# Task to carry out
Transcribe the material below exactly as it appears.

----- Task inputs -----

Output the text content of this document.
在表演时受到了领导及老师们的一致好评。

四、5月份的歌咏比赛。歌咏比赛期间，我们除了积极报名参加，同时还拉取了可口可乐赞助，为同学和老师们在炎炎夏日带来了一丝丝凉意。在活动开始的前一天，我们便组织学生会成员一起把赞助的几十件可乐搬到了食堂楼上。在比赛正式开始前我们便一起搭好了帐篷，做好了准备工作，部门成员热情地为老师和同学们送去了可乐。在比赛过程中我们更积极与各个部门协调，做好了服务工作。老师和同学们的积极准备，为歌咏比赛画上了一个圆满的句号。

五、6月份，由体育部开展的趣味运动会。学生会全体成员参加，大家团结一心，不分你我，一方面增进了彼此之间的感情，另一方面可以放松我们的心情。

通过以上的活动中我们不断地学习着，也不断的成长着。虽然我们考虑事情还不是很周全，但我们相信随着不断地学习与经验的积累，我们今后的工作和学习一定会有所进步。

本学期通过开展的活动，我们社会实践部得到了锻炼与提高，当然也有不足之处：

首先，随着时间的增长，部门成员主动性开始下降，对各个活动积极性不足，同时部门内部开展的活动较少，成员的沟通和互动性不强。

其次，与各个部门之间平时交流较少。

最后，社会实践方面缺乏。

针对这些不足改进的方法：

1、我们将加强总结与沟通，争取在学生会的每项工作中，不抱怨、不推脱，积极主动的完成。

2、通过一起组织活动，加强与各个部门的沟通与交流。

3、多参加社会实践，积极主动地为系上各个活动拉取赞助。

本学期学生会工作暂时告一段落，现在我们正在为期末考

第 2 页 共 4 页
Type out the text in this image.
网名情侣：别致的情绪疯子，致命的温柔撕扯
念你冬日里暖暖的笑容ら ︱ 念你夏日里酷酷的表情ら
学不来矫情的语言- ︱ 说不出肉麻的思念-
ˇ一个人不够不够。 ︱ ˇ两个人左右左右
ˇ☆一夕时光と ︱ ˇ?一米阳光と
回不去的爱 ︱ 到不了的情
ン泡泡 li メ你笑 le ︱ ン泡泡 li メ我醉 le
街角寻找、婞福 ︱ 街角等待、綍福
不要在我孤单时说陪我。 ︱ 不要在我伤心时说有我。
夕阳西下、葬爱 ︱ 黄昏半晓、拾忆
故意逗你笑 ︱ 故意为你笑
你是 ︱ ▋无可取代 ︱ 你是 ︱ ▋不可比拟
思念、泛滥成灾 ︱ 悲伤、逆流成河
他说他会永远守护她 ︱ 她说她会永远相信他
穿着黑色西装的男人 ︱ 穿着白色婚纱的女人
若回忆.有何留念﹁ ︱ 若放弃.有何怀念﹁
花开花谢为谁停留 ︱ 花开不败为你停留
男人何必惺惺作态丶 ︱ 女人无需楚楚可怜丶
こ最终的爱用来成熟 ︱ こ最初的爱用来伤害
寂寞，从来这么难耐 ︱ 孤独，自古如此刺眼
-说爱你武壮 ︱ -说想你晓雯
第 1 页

-----

# Result for this exercise
Output the text content of this document.
在表演时受到了领导及老师们的一致好评。

四、5月份的歌咏比赛。歌咏比赛期间，我们除了积极报名参加，同时还拉取了可口可乐赞助，为同学和老师们在炎炎夏日带来了一丝丝凉意。在活动开始的前一天，我们便组织学生会成员一起把赞助的几十件可乐搬到了食堂楼上。在比赛正式开始前我们便一起搭好了帐篷，做好了准备工作，部门成员热情地为老师和同学们送去了可乐。在比赛过程中我们更积极与各个部门协调，做好了服务工作。老师和同学们的积极准备，为歌咏比赛画上了一个圆满的句号。

五、6月份，由体育部开展的趣味运动会。学生会全体成员参加，大家团结一心，不分你我，一方面增进了彼此之间的感情，另一方面可以放松我们的心情。

通过以上的活动中我们不断地学习着，也不断的成长着。虽然我们考虑事情还不是很周全，但我们相信随着不断地学习与经验的积累，我们今后的工作和学习一定会有所进步。

本学期通过开展的活动，我们社会实践部得到了锻炼与提高，当然也有不足之处：

首先，随着时间的增长，部门成员主动性开始下降，对各个活动积极性不足，同时部门内部开展的活动较少，成员的沟通和互动性不强。

其次，与各个部门之间平时交流较少。

最后，社会实践方面缺乏。

针对这些不足改进的方法：

1、我们将加强总结与沟通，争取在学生会的每项工作中，不抱怨、不推脱，积极主动的完成。

2、通过一起组织活动，加强与各个部门的沟通与交流。

3、多参加社会实践，积极主动地为系上各个活动拉取赞助。

本学期学生会工作暂时告一段落，现在我们正在为期末考

第 2 页 共 4 页
Type out the text in this image.
网名情侣：别致的情绪疯子，致命的温柔撕扯
念你冬日里暖暖的笑容ら ︱ 念你夏日里酷酷的表情ら
学不来矫情的语言- ︱ 说不出肉麻的思念-
ˇ一个人不够不够。 ︱ ˇ两个人左右左右
ˇ☆一夕时光と ︱ ˇ?一米阳光と
回不去的爱 ︱ 到不了的情
ン泡泡 li メ你笑 le ︱ ン泡泡 li メ我醉 le
街角寻找、婞福 ︱ 街角等待、綍福
不要在我孤单时说陪我。 ︱ 不要在我伤心时说有我。
夕阳西下、葬爱 ︱ 黄昏半晓、拾忆
故意逗你笑 ︱ 故意为你笑
你是 ︱ ▋无可取代 ︱ 你是 ︱ ▋不可比拟
思念、泛滥成灾 ︱ 悲伤、逆流成河
他说他会永远守护她 ︱ 她说她会永远相信他
穿着黑色西装的男人 ︱ 穿着白色婚纱的女人
若回忆.有何留念﹁ ︱ 若放弃.有何怀念﹁
花开花谢为谁停留 ︱ 花开不败为你停留
男人何必惺惺作态丶 ︱ 女人无需楚楚可怜丶
こ最终的爱用来成熟 ︱ こ最初的爱用来伤害
寂寞，从来这么难耐 ︱ 孤独，自古如此刺眼
-说爱你武壮 ︱ -说想你晓雯
第 1 页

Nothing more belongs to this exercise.